(A run of records)
________________________

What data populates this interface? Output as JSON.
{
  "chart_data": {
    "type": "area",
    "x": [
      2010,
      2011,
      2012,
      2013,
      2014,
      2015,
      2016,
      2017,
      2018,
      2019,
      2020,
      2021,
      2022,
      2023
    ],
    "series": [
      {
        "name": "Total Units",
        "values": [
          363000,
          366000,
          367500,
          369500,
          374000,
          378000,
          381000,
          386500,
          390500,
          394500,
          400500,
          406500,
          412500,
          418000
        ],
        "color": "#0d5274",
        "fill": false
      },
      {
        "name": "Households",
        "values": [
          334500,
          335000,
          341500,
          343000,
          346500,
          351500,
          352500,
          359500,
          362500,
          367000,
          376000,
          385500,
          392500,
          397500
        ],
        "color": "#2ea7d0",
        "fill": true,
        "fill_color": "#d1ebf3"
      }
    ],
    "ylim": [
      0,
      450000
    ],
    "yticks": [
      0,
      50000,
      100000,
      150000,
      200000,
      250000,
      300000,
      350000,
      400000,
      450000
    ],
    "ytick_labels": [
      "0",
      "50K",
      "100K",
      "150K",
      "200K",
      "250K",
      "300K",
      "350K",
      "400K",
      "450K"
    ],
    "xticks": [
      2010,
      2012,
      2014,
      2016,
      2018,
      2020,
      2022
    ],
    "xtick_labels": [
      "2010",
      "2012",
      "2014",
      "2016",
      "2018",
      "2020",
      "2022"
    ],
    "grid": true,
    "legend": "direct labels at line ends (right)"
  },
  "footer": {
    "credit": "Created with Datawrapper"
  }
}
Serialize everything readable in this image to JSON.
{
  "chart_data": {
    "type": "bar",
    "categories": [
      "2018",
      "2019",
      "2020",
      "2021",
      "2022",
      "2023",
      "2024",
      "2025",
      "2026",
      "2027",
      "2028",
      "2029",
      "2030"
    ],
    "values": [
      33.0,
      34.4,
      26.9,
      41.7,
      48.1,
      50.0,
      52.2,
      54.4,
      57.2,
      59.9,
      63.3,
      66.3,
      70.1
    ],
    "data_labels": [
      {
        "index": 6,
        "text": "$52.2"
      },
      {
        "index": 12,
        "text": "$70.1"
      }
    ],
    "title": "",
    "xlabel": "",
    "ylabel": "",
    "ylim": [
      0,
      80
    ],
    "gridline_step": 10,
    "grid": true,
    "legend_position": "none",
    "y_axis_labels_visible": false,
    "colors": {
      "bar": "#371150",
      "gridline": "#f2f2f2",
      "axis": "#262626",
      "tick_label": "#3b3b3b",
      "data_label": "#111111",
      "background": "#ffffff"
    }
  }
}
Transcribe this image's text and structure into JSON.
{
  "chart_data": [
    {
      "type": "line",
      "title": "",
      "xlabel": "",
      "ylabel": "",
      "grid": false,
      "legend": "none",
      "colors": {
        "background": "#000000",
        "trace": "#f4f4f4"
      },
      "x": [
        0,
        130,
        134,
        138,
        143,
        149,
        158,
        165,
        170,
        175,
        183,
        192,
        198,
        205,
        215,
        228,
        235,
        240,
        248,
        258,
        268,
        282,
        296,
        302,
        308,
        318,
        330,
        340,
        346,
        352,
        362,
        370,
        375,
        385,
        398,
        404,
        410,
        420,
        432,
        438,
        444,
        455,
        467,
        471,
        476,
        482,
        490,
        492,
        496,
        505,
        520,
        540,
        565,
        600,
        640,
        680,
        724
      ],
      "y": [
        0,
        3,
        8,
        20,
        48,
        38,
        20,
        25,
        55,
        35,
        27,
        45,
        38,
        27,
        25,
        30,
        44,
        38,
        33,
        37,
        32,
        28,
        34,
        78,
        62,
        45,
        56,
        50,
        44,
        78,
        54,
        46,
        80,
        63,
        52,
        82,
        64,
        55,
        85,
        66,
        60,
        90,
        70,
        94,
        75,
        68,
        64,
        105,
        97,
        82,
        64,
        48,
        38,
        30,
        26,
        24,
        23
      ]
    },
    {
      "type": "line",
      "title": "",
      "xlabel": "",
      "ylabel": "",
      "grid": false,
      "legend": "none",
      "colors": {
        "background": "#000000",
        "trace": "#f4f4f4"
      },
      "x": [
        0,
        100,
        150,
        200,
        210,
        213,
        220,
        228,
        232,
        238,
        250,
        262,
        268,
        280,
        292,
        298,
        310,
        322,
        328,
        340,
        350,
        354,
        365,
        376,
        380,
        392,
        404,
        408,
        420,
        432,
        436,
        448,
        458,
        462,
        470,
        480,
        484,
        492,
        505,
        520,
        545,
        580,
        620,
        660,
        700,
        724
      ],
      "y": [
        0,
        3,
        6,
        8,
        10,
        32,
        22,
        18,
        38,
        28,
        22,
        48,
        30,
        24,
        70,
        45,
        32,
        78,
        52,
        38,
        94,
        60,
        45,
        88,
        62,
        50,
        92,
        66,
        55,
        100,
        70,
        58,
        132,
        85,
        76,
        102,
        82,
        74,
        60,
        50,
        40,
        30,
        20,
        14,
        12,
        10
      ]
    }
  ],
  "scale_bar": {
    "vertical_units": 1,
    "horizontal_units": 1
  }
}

________________________

● **Given task**
Repeat every record exactly as written, please.

● **Solution below**
What data populates this interface? Output as JSON.
{
  "chart_data": {
    "type": "area",
    "x": [
      2010,
      2011,
      2012,
      2013,
      2014,
      2015,
      2016,
      2017,
      2018,
      2019,
      2020,
      2021,
      2022,
      2023
    ],
    "series": [
      {
        "name": "Total Units",
        "values": [
          363000,
          366000,
          367500,
          369500,
          374000,
          378000,
          381000,
          386500,
          390500,
          394500,
          400500,
          406500,
          412500,
          418000
        ],
        "color": "#0d5274",
        "fill": false
      },
      {
        "name": "Households",
        "values": [
          334500,
          335000,
          341500,
          343000,
          346500,
          351500,
          352500,
          359500,
          362500,
          367000,
          376000,
          385500,
          392500,
          397500
        ],
        "color": "#2ea7d0",
        "fill": true,
        "fill_color": "#d1ebf3"
      }
    ],
    "ylim": [
      0,
      450000
    ],
    "yticks": [
      0,
      50000,
      100000,
      150000,
      200000,
      250000,
      300000,
      350000,
      400000,
      450000
    ],
    "ytick_labels": [
      "0",
      "50K",
      "100K",
      "150K",
      "200K",
      "250K",
      "300K",
      "350K",
      "400K",
      "450K"
    ],
    "xticks": [
      2010,
      2012,
      2014,
      2016,
      2018,
      2020,
      2022
    ],
    "xtick_labels": [
      "2010",
      "2012",
      "2014",
      "2016",
      "2018",
      "2020",
      "2022"
    ],
    "grid": true,
    "legend": "direct labels at line ends (right)"
  },
  "footer": {
    "credit": "Created with Datawrapper"
  }
}
Serialize everything readable in this image to JSON.
{
  "chart_data": {
    "type": "bar",
    "categories": [
      "2018",
      "2019",
      "2020",
      "2021",
      "2022",
      "2023",
      "2024",
      "2025",
      "2026",
      "2027",
      "2028",
      "2029",
      "2030"
    ],
    "values": [
      33.0,
      34.4,
      26.9,
      41.7,
      48.1,
      50.0,
      52.2,
      54.4,
      57.2,
      59.9,
      63.3,
      66.3,
      70.1
    ],
    "data_labels": [
      {
        "index": 6,
        "text": "$52.2"
      },
      {
        "index": 12,
        "text": "$70.1"
      }
    ],
    "title": "",
    "xlabel": "",
    "ylabel": "",
    "ylim": [
      0,
      80
    ],
    "gridline_step": 10,
    "grid": true,
    "legend_position": "none",
    "y_axis_labels_visible": false,
    "colors": {
      "bar": "#371150",
      "gridline": "#f2f2f2",
      "axis": "#262626",
      "tick_label": "#3b3b3b",
      "data_label": "#111111",
      "background": "#ffffff"
    }
  }
}
Transcribe this image's text and structure into JSON.
{
  "chart_data": [
    {
      "type": "line",
      "title": "",
      "xlabel": "",
      "ylabel": "",
      "grid": false,
      "legend": "none",
      "colors": {
        "background": "#000000",
        "trace": "#f4f4f4"
      },
      "x": [
        0,
        130,
        134,
        138,
        143,
        149,
        158,
        165,
        170,
        175,
        183,
        192,
        198,
        205,
        215,
        228,
        235,
        240,
        248,
        258,
        268,
        282,
        296,
        302,
        308,
        318,
        330,
        340,
        346,
        352,
        362,
        370,
        375,
        385,
        398,
        404,
        410,
        420,
        432,
        438,
        444,
        455,
        467,
        471,
        476,
        482,
        490,
        492,
        496,
        505,
        520,
        540,
        565,
        600,
        640,
        680,
        724
      ],
      "y": [
        0,
        3,
        8,
        20,
        48,
        38,
        20,
        25,
        55,
        35,
        27,
        45,
        38,
        27,
        25,
        30,
        44,
        38,
        33,
        37,
        32,
        28,
        34,
        78,
        62,
        45,
        56,
        50,
        44,
        78,
        54,
        46,
        80,
        63,
        52,
        82,
        64,
        55,
        85,
        66,
        60,
        90,
        70,
        94,
        75,
        68,
        64,
        105,
        97,
        82,
        64,
        48,
        38,
        30,
        26,
        24,
        23
      ]
    },
    {
      "type": "line",
      "title": "",
      "xlabel": "",
      "ylabel": "",
      "grid": false,
      "legend": "none",
      "colors": {
        "background": "#000000",
        "trace": "#f4f4f4"
      },
      "x": [
        0,
        100,
        150,
        200,
        210,
        213,
        220,
        228,
        232,
        238,
        250,
        262,
        268,
        280,
        292,
        298,
        310,
        322,
        328,
        340,
        350,
        354,
        365,
        376,
        380,
        392,
        404,
        408,
        420,
        432,
        436,
        448,
        458,
        462,
        470,
        480,
        484,
        492,
        505,
        520,
        545,
        580,
        620,
        660,
        700,
        724
      ],
      "y": [
        0,
        3,
        6,
        8,
        10,
        32,
        22,
        18,
        38,
        28,
        22,
        48,
        30,
        24,
        70,
        45,
        32,
        78,
        52,
        38,
        94,
        60,
        45,
        88,
        62,
        50,
        92,
        66,
        55,
        100,
        70,
        58,
        132,
        85,
        76,
        102,
        82,
        74,
        60,
        50,
        40,
        30,
        20,
        14,
        12,
        10
      ]
    }
  ],
  "scale_bar": {
    "vertical_units": 1,
    "horizontal_units": 1
  }
}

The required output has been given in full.